(Raw records)
::::
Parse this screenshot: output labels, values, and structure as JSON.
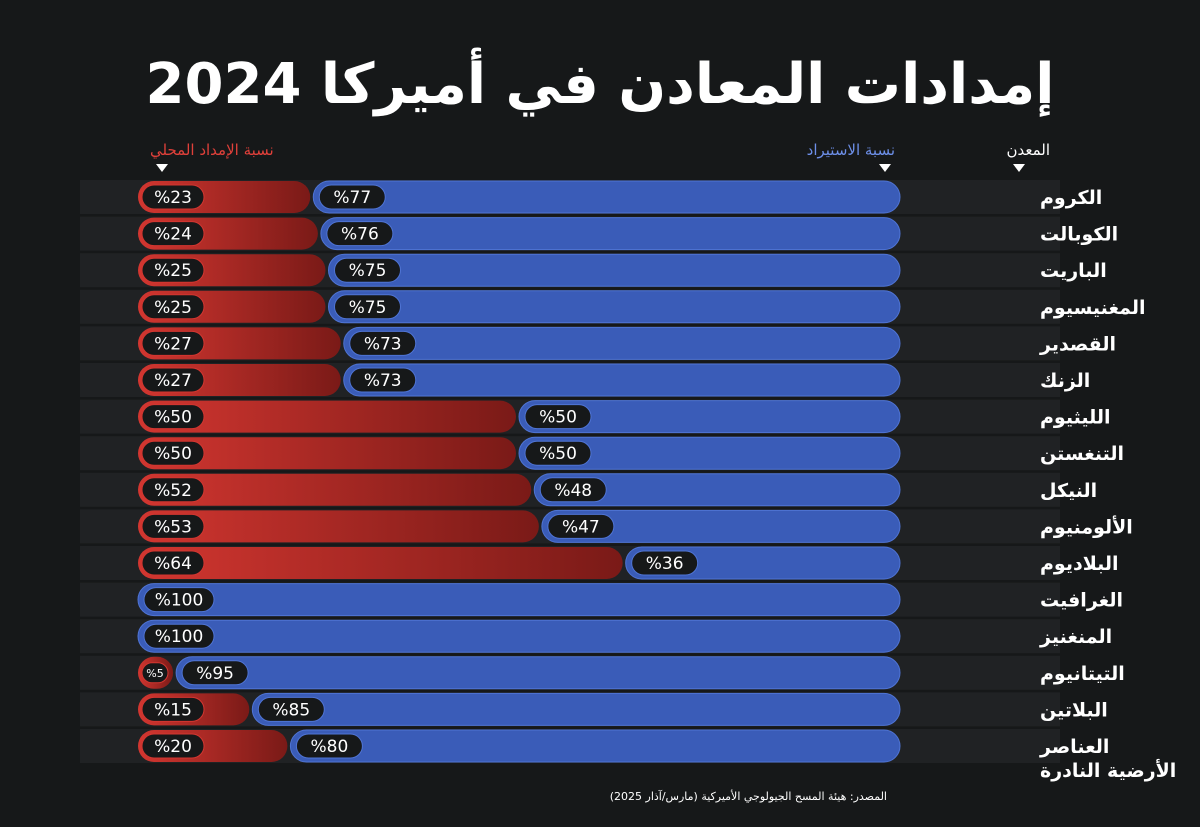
{
  "title": "إمدادات المعادن في أميركا 2024",
  "headers": {
    "mineral": "المعدن",
    "import": "نسبة الاستيراد",
    "domestic": "نسبة الإمداد المحلي"
  },
  "source": "المصدر: هيئة المسح الجيولوجي الأميركية (مارس/آذار 2025)",
  "colors": {
    "import": "#3a5cb8",
    "import_edge": "#4f74d4",
    "domestic": "#d23630",
    "domestic_dark": "#7a1a17",
    "pill": "#161819",
    "row_bg": "#202224",
    "header_import": "#6d8fe8",
    "header_domestic": "#e0403a"
  },
  "chart_data": {
    "type": "bar",
    "orientation": "horizontal-stacked-100",
    "categories": [
      "الكروم",
      "الكوبالت",
      "الباريت",
      "المغنيسيوم",
      "القصدير",
      "الزنك",
      "الليثيوم",
      "التنغستن",
      "النيكل",
      "الألومنيوم",
      "البلاديوم",
      "الغرافيت",
      "المنغنيز",
      "التيتانيوم",
      "البلاتين",
      "العناصر الأرضية النادرة"
    ],
    "series": [
      {
        "name": "نسبة الاستيراد",
        "values": [
          77,
          76,
          75,
          75,
          73,
          73,
          50,
          50,
          48,
          47,
          36,
          100,
          100,
          95,
          85,
          80
        ]
      },
      {
        "name": "نسبة الإمداد المحلي",
        "values": [
          23,
          24,
          25,
          25,
          27,
          27,
          50,
          50,
          52,
          53,
          64,
          0,
          0,
          5,
          15,
          20
        ]
      }
    ],
    "value_format": "%{v}",
    "xlim": [
      0,
      100
    ]
  }
}
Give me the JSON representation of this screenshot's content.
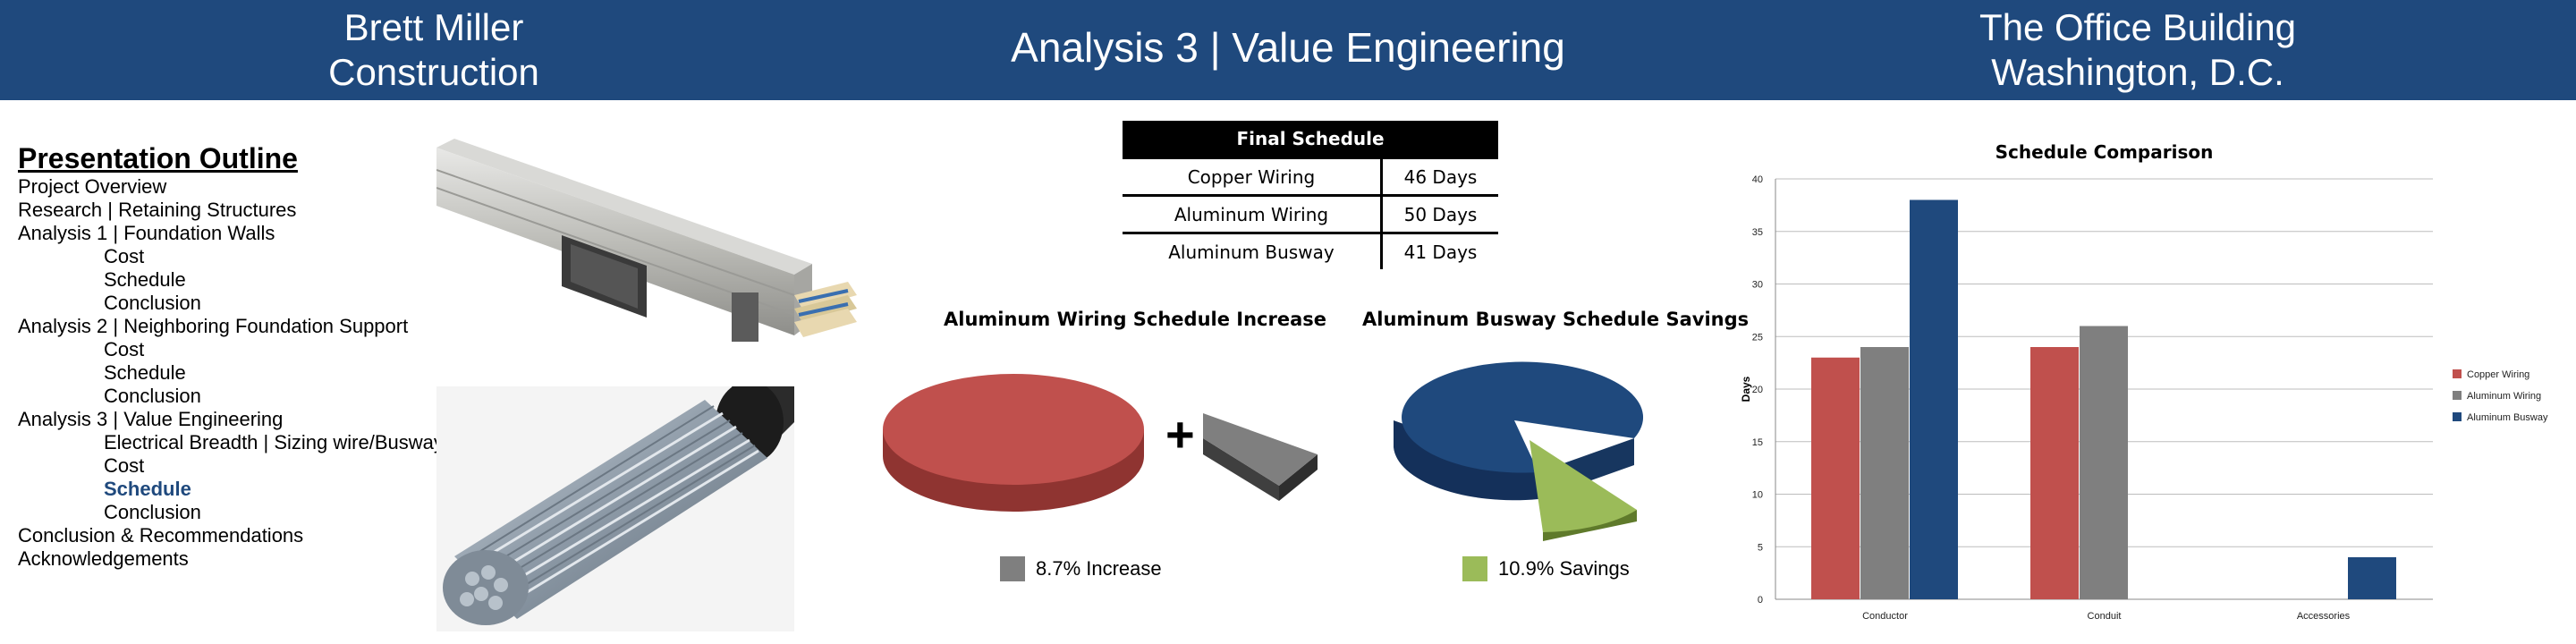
{
  "header": {
    "left_line1": "Brett Miller",
    "left_line2": "Construction",
    "center": "Analysis 3 | Value Engineering",
    "right_line1": "The Office Building",
    "right_line2": "Washington, D.C."
  },
  "outline": {
    "title": "Presentation Outline",
    "items": [
      "Project Overview",
      "Research | Retaining Structures",
      "Analysis 1 | Foundation Walls",
      "Cost",
      "Schedule",
      "Conclusion",
      "Analysis 2 | Neighboring Foundation Support",
      "Cost",
      "Schedule",
      "Conclusion",
      "Analysis 3 | Value Engineering",
      "Electrical Breadth | Sizing wire/Busway",
      "Cost",
      "Schedule",
      "Conclusion",
      "Conclusion & Recommendations",
      "Acknowledgements"
    ]
  },
  "images": {
    "busway_photo": "busway-photo",
    "cable_photo": "aluminum-cable-photo"
  },
  "final_schedule": {
    "title": "Final Schedule",
    "rows": [
      [
        "Copper Wiring",
        "46 Days"
      ],
      [
        "Aluminum Wiring",
        "50 Days"
      ],
      [
        "Aluminum Busway",
        "41 Days"
      ]
    ]
  },
  "pie_left": {
    "title": "Aluminum Wiring Schedule Increase",
    "plus": "+",
    "legend": "8.7% Increase",
    "percent": 8.7,
    "colors": {
      "main": "#c0504d",
      "slice": "#7f7f7f"
    }
  },
  "pie_right": {
    "title": "Aluminum Busway Schedule Savings",
    "legend": "10.9% Savings",
    "percent": 10.9,
    "colors": {
      "main": "#1f497d",
      "slice": "#9bbb59"
    }
  },
  "chart_data": {
    "type": "bar",
    "title": "Schedule Comparison",
    "ylabel": "Days",
    "xlabel": "",
    "categories": [
      "Conductor",
      "Conduit",
      "Accessories"
    ],
    "ylim": [
      0,
      40
    ],
    "yticks": [
      0,
      5,
      10,
      15,
      20,
      25,
      30,
      35,
      40
    ],
    "grid": true,
    "legend_position": "right",
    "series": [
      {
        "name": "Copper Wiring",
        "color": "#c0504d",
        "values": [
          23,
          24,
          null
        ]
      },
      {
        "name": "Aluminum Wiring",
        "color": "#7f7f7f",
        "values": [
          24,
          26,
          null
        ]
      },
      {
        "name": "Aluminum Busway",
        "color": "#1f497d",
        "values": [
          38,
          null,
          4
        ]
      }
    ]
  }
}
::::
[WHAT IS BEING ASKED] Gather and copy every line of the data in which the string "Engineering" is found.

[RESPONSE TO THE TASK]
    "center": "Analysis 3 | Value Engineering",
      "Analysis 3 | Value Engineering",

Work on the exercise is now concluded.